### Problem details
Check each line of the records for "البخاري"; collect those that have it.

[Extracted data entries]
========================================
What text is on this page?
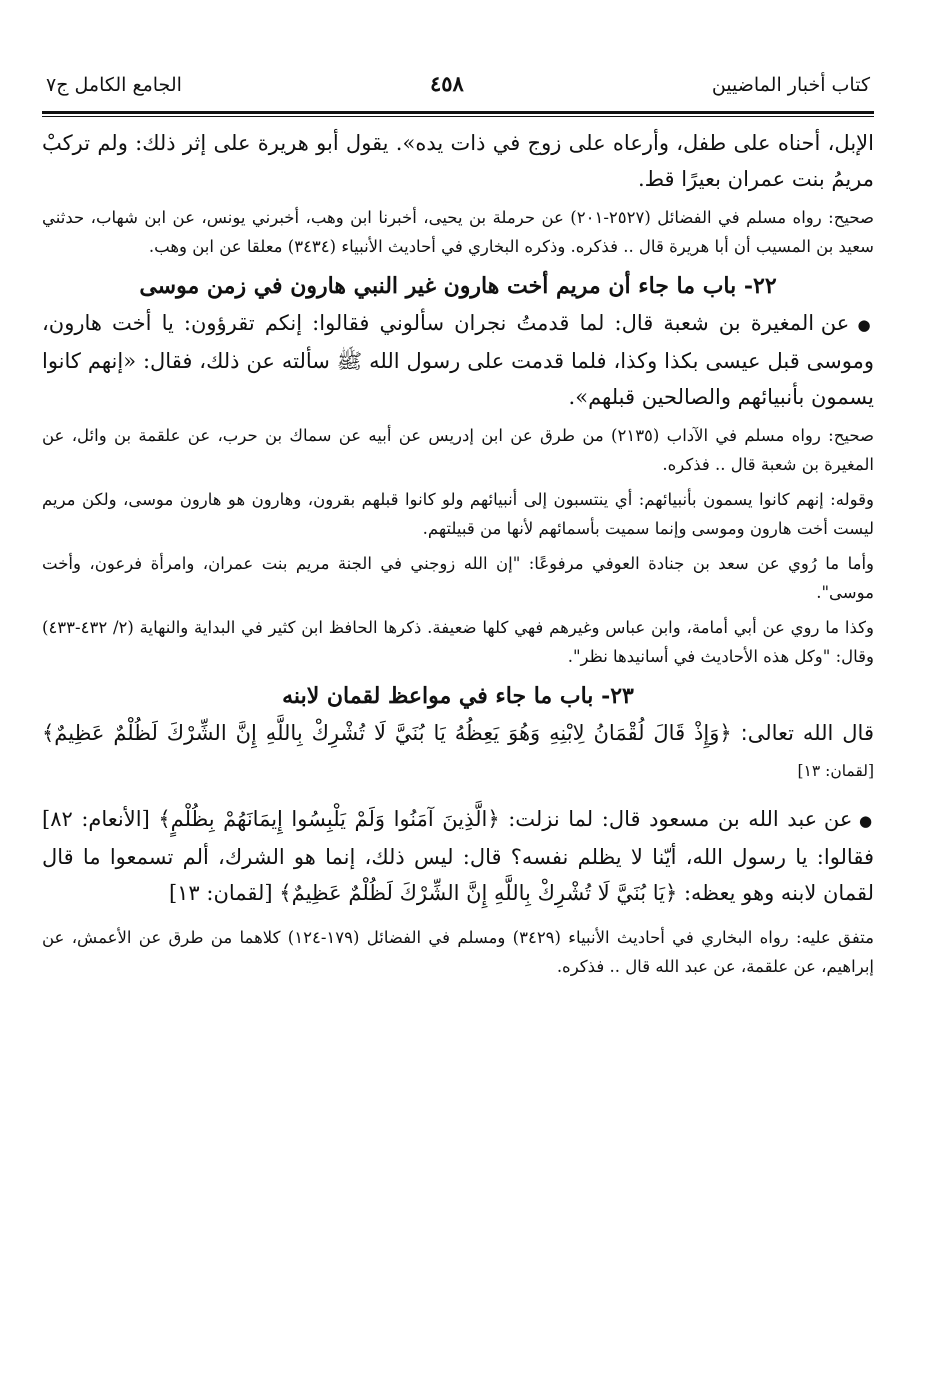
كتاب أخبار الماضيين
٤٥٨
الجامع الكامل ج٧

الإبل، أحناه على طفل، وأرعاه على زوج في ذات يده». يقول أبو هريرة على إثر ذلك: ولم تركبْ مريمُ بنت عمران بعيرًا قط.

صحيح: رواه مسلم في الفضائل (٢٥٢٧-٢٠١) عن حرملة بن يحيى، أخبرنا ابن وهب، أخبرني يونس، عن ابن شهاب، حدثني سعيد بن المسيب أن أبا هريرة قال .. فذكره. وذكره البخاري في أحاديث الأنبياء (٣٤٣٤) معلقا عن ابن وهب.

٢٢- باب ما جاء أن مريم أخت هارون غير النبي هارون في زمن موسى

● عن المغيرة بن شعبة قال: لما قدمتُ نجران سألوني فقالوا: إنكم تقرؤون: يا أخت هارون، وموسى قبل عيسى بكذا وكذا، فلما قدمت على رسول الله ﷺ سألته عن ذلك، فقال: «إنهم كانوا يسمون بأنبيائهم والصالحين قبلهم».

صحيح: رواه مسلم في الآداب (٢١٣٥) من طرق عن ابن إدريس عن أبيه عن سماك بن حرب، عن علقمة بن وائل، عن المغيرة بن شعبة قال .. فذكره.

وقوله: إنهم كانوا يسمون بأنبيائهم: أي ينتسبون إلى أنبيائهم ولو كانوا قبلهم بقرون، وهارون هو هارون موسى، ولكن مريم ليست أخت هارون وموسى وإنما سميت بأسمائهم لأنها من قبيلتهم.

وأما ما رُوي عن سعد بن جنادة العوفي مرفوعًا: "إن الله زوجني في الجنة مريم بنت عمران، وامرأة فرعون، وأخت موسى".

وكذا ما روي عن أبي أمامة، وابن عباس وغيرهم فهي كلها ضعيفة. ذكرها الحافظ ابن كثير في البداية والنهاية (٢/ ٤٣٢-٤٣٣) وقال: "وكل هذه الأحاديث في أسانيدها نظر".

٢٣- باب ما جاء في مواعظ لقمان لابنه

قال الله تعالى: ﴿وَإِذْ قَالَ لُقْمَانُ لِابْنِهِ وَهُوَ يَعِظُهُ يَا بُنَيَّ لَا تُشْرِكْ بِاللَّهِ إِنَّ الشِّرْكَ لَظُلْمٌ عَظِيمٌ﴾ [لقمان: ١٣]

● عن عبد الله بن مسعود قال: لما نزلت: ﴿الَّذِينَ آمَنُوا وَلَمْ يَلْبِسُوا إِيمَانَهُمْ بِظُلْمٍ﴾ [الأنعام: ٨٢] فقالوا: يا رسول الله، أيّنا لا يظلم نفسه؟ قال: ليس ذلك، إنما هو الشرك، ألم تسمعوا ما قال لقمان لابنه وهو يعظه: ﴿يَا بُنَيَّ لَا تُشْرِكْ بِاللَّهِ إِنَّ الشِّرْكَ لَظُلْمٌ عَظِيمٌ﴾ [لقمان: ١٣]

متفق عليه: رواه البخاري في أحاديث الأنبياء (٣٤٢٩) ومسلم في الفضائل (١٧٩-١٢٤) كلاهما من طرق عن الأعمش، عن إبراهيم، عن علقمة، عن عبد الله قال .. فذكره.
========================================
### Written answer
صحيح: رواه مسلم في الفضائل (٢٥٢٧-٢٠١) عن حرملة بن يحيى، أخبرنا ابن وهب، أخبرني يونس، عن ابن شهاب، حدثني سعيد بن المسيب أن أبا هريرة قال .. فذكره. وذكره البخاري في أحاديث الأنبياء (٣٤٣٤) معلقا عن ابن وهب.
متفق عليه: رواه البخاري في أحاديث الأنبياء (٣٤٢٩) ومسلم في الفضائل (١٧٩-١٢٤) كلاهما من طرق عن الأعمش، عن إبراهيم، عن علقمة، عن عبد الله قال .. فذكره.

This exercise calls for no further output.